- **Short problem**
Filter the entries and keep only the lines where the string "this" appears.

# START OF Stored data

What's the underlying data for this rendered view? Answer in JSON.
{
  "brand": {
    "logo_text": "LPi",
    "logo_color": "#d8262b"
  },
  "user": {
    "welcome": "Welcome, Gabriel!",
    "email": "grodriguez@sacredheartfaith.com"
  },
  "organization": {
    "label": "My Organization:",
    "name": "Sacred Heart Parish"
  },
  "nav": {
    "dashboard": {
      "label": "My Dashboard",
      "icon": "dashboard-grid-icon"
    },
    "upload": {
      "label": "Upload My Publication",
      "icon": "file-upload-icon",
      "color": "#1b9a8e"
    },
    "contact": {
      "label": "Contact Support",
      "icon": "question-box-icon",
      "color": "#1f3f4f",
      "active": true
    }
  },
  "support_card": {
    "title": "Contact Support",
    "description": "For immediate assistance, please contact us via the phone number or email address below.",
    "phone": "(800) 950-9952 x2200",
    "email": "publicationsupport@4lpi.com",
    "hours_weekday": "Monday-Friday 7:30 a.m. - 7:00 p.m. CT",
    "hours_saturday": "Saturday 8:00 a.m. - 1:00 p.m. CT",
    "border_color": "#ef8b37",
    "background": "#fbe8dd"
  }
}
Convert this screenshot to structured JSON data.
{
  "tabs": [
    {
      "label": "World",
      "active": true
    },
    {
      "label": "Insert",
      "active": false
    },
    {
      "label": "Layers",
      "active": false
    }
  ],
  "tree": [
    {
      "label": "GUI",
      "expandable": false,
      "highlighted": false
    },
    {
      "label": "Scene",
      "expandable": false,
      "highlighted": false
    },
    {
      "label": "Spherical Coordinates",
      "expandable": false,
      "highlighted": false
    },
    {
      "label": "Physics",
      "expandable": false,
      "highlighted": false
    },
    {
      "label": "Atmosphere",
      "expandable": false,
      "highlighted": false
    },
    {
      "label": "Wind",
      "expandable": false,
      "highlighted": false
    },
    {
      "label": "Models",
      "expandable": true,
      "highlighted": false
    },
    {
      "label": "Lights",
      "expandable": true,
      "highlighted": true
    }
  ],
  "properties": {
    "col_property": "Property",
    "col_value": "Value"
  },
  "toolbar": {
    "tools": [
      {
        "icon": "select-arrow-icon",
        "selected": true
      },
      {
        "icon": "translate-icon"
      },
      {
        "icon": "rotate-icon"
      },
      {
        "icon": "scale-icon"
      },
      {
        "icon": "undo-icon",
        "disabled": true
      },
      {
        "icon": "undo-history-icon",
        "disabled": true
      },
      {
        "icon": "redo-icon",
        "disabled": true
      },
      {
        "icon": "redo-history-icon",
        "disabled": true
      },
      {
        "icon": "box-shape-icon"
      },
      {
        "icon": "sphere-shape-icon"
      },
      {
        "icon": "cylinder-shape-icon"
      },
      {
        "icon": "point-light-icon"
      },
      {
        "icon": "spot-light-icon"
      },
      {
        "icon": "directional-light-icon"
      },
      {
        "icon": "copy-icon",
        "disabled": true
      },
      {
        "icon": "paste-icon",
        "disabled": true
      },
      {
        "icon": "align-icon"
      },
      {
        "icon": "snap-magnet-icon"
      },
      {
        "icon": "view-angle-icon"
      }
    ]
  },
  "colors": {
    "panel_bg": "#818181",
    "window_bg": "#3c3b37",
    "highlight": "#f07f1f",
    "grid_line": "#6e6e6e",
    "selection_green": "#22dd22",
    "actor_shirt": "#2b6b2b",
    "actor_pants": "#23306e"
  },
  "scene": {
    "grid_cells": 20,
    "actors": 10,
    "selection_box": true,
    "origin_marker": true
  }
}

# END OF Stored data

- **Output below**
What's the underlying data for this rendered view? Answer in JSON.
Convert this screenshot to structured JSON data.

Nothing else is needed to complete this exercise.